[EXERCISE INSTRUCTIONS] Find every line below that contains the word "phân" and copy it out.

Part of a data file
-=-=-=-=-

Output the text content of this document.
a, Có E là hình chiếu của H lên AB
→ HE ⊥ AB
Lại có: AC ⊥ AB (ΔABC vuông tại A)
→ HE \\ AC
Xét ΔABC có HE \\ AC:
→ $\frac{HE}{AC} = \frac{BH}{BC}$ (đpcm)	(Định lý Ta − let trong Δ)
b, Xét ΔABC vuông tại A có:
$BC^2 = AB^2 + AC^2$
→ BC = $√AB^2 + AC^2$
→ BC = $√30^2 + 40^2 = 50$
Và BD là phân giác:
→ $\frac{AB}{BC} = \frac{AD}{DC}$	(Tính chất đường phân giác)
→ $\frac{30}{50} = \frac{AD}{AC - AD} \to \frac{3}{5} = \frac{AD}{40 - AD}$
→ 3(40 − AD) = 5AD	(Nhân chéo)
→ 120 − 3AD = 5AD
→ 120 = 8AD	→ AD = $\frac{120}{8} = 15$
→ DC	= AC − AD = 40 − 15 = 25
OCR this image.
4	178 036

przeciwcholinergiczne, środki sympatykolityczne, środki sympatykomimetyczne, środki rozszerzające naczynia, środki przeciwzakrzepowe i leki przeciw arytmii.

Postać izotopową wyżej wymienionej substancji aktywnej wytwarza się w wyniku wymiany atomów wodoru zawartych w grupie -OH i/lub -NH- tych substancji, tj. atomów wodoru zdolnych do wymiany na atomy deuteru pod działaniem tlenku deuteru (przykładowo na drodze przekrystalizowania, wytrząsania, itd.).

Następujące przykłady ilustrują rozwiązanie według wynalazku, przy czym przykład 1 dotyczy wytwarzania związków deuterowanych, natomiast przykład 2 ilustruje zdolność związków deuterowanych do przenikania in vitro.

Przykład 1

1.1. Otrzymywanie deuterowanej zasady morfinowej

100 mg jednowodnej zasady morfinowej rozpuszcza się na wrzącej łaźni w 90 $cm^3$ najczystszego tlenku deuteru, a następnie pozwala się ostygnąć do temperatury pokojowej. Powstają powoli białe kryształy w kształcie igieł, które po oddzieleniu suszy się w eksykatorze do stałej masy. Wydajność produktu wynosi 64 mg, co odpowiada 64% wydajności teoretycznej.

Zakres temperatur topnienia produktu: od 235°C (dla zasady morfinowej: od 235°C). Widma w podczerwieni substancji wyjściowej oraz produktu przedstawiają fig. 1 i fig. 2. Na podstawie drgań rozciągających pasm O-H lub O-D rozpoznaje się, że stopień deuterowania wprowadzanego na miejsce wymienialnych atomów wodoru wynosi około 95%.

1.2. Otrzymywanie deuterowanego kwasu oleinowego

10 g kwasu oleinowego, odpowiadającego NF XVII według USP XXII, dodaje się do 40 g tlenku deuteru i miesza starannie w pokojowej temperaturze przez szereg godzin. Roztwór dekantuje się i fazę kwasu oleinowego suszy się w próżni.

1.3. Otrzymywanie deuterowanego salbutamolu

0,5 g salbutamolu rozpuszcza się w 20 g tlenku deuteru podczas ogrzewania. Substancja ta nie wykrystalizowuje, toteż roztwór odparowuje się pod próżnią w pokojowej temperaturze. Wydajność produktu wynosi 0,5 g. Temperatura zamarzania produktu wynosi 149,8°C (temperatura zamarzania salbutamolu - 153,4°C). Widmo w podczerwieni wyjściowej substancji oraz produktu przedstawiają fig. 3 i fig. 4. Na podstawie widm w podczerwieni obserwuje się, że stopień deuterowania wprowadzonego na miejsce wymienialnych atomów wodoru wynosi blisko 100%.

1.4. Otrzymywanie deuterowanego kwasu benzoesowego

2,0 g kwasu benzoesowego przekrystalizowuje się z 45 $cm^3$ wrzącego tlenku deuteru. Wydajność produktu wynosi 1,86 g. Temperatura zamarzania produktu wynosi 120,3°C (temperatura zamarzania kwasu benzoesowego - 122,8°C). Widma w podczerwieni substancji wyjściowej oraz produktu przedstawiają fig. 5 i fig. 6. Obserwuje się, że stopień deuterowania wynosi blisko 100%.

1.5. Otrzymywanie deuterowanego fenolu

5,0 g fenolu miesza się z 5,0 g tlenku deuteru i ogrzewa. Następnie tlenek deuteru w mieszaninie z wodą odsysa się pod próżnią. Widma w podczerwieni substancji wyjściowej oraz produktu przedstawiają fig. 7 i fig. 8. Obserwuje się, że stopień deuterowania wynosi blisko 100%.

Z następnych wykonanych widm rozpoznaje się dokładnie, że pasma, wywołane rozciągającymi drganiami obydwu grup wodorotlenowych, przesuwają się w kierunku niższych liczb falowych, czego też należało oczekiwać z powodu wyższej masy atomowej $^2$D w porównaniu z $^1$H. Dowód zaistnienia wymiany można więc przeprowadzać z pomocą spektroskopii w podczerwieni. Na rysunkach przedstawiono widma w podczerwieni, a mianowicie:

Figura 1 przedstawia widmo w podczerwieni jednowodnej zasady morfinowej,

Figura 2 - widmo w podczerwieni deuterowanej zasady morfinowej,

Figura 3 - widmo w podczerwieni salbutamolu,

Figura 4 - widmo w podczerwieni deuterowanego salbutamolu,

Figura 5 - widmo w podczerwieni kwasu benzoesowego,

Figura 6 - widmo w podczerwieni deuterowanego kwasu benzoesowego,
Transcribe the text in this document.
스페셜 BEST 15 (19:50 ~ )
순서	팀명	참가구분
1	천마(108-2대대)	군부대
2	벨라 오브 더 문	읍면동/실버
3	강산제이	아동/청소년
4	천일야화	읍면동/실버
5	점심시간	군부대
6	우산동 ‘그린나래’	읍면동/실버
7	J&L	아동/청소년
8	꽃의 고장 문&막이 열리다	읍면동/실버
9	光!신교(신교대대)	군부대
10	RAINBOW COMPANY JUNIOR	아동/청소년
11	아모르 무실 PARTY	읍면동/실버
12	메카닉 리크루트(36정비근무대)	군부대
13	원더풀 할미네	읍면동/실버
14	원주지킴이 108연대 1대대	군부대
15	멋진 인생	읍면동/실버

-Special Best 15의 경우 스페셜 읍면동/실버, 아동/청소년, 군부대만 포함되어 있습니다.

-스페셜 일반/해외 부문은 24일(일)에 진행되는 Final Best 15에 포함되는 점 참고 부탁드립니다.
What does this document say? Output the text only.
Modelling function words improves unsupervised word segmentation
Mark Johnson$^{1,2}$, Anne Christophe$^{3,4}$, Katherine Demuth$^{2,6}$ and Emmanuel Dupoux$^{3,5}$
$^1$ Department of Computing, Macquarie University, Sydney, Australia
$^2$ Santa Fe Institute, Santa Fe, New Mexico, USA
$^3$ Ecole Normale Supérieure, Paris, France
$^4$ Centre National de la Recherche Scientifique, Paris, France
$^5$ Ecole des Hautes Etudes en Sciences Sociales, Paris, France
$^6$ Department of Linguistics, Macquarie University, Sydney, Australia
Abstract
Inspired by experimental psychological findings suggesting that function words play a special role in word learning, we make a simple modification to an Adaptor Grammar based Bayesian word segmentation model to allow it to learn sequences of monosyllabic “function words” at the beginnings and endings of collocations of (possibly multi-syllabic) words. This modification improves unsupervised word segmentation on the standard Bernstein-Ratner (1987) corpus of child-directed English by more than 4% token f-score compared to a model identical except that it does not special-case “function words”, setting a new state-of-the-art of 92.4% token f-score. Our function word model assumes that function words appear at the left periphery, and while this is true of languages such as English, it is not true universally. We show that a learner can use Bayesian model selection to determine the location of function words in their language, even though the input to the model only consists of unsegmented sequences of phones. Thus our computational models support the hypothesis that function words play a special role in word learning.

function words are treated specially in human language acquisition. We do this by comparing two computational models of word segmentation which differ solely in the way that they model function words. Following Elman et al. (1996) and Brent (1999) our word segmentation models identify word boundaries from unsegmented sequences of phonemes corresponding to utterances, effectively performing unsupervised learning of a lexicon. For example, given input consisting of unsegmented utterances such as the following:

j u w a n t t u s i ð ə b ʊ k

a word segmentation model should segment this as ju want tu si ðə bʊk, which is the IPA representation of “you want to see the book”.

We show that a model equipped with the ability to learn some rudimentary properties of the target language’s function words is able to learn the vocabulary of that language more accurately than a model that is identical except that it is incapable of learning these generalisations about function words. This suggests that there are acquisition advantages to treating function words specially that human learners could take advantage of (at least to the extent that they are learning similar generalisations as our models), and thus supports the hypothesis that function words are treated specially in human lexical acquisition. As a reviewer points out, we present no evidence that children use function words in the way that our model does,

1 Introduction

-=-=-=-=-

[TASK RESPONSE]
Và BD là phân giác:
→ $\frac{AB}{BC} = \frac{AD}{DC}$	(Tính chất đường phân giác)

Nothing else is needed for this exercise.